== Provided material ==

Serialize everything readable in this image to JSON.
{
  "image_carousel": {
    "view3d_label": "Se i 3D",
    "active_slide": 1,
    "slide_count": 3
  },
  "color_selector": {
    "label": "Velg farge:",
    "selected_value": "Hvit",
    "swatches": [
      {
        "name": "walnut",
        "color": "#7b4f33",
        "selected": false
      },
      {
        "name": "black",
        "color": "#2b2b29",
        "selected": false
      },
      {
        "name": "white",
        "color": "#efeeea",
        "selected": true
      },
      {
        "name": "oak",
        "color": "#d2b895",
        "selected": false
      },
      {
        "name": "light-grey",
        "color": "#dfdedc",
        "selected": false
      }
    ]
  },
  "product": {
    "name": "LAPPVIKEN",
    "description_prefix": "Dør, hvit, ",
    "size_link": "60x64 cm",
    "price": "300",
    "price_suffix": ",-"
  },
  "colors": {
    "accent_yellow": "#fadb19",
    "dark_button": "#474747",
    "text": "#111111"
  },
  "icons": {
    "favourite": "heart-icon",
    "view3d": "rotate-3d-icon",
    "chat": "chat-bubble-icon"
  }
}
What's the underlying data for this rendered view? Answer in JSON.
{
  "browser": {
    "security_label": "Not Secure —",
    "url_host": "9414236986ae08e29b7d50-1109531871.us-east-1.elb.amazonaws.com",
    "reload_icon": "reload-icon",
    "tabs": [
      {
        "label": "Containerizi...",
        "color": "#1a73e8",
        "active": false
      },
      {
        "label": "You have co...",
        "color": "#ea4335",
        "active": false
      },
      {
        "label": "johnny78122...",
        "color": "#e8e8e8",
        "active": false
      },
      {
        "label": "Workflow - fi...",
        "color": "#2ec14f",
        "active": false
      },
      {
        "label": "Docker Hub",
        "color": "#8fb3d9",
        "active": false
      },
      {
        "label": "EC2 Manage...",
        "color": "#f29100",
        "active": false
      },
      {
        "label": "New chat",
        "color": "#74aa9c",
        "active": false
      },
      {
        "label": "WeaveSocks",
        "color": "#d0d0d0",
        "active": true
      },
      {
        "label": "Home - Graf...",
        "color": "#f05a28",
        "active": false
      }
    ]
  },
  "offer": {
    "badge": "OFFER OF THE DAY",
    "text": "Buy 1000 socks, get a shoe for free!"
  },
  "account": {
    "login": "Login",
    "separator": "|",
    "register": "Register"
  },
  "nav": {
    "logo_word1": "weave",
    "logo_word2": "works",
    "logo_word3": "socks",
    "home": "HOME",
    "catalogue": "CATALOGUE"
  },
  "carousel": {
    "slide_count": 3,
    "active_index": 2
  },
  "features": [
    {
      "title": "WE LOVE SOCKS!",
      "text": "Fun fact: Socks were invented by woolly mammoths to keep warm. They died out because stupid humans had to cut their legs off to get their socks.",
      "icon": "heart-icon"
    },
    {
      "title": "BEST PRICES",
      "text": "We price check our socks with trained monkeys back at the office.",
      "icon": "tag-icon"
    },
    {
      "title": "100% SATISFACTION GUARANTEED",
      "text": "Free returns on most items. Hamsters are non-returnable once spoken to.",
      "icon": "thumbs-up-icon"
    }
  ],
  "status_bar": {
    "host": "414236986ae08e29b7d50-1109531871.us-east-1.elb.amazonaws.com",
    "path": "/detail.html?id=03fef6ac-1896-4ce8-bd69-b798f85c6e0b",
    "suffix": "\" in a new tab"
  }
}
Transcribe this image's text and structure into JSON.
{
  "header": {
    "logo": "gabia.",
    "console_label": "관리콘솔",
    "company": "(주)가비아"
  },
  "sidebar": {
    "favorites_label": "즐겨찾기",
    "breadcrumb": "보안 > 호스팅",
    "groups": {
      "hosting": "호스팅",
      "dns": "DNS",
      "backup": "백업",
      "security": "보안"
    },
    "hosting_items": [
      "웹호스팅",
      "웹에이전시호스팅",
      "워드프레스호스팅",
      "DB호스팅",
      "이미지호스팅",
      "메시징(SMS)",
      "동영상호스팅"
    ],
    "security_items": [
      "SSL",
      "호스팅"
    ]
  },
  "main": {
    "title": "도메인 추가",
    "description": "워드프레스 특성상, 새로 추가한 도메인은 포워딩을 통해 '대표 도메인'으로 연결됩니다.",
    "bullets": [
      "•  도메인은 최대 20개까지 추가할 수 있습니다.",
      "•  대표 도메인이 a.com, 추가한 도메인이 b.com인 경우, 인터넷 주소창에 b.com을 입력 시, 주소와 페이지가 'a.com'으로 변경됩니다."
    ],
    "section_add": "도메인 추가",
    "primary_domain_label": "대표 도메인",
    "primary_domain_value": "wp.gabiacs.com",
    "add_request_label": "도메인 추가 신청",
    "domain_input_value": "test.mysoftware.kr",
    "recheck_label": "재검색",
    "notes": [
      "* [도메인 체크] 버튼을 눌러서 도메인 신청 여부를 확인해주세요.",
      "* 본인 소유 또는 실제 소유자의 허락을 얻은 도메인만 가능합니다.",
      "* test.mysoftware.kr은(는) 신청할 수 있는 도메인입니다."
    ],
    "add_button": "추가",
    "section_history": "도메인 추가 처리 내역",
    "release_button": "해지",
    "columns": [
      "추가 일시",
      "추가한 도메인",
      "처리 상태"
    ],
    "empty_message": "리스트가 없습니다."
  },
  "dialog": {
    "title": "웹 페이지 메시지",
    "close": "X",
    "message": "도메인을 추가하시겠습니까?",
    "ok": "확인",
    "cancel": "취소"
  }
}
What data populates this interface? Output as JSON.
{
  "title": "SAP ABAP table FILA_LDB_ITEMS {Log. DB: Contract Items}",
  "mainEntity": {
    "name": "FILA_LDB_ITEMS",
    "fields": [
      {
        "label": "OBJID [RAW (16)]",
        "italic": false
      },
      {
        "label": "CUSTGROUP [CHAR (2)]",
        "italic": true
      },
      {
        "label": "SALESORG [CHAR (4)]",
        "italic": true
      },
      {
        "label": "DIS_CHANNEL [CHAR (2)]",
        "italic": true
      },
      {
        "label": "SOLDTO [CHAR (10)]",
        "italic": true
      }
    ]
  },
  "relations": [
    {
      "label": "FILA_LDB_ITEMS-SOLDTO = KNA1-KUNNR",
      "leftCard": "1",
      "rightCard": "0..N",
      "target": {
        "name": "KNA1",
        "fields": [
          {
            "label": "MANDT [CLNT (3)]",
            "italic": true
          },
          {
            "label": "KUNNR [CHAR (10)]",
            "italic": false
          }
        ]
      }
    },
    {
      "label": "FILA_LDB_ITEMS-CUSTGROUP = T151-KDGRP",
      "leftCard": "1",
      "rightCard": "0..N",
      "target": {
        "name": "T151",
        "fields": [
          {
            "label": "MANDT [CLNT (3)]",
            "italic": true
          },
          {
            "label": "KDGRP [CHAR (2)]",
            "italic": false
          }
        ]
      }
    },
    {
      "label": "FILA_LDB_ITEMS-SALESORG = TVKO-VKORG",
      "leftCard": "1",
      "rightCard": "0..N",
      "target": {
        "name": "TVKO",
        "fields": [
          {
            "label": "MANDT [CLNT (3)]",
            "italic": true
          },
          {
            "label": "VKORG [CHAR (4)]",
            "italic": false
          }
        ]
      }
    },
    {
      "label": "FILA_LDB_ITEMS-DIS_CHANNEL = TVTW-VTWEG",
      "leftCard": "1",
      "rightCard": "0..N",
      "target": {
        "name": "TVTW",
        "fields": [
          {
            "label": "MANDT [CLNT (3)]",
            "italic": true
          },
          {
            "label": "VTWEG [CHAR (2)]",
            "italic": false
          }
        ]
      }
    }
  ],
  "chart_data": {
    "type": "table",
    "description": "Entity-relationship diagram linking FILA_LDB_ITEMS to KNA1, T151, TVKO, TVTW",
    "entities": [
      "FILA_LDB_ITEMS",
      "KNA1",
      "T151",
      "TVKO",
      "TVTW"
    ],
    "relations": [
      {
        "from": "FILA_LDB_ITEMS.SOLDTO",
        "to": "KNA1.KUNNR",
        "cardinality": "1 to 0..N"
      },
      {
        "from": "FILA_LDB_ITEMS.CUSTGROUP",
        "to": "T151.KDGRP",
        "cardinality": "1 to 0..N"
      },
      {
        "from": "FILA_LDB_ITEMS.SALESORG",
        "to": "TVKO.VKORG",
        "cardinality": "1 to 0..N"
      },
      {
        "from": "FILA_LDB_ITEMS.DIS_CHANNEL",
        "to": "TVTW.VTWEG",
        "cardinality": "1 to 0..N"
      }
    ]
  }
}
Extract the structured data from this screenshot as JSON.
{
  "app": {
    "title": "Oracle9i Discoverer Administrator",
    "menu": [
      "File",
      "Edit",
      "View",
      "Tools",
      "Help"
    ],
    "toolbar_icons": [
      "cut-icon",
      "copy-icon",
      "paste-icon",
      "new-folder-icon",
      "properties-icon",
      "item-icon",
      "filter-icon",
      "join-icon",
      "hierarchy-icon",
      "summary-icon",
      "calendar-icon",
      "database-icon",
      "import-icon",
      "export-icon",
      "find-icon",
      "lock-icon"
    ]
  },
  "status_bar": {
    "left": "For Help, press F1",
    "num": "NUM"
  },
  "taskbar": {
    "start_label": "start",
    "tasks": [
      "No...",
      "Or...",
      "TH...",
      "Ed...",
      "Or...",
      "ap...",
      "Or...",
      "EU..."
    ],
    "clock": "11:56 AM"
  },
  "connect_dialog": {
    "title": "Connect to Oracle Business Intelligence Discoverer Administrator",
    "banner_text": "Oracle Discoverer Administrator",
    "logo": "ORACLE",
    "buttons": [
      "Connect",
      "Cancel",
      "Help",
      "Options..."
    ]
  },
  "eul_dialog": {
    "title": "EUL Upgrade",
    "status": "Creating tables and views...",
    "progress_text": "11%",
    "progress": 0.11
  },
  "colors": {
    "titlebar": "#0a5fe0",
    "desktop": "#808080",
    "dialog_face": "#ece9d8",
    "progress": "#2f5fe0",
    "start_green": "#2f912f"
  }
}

===

Return from the data every line that holds "chat".

    "chat": "chat-bubble-icon"
        "label": "New chat",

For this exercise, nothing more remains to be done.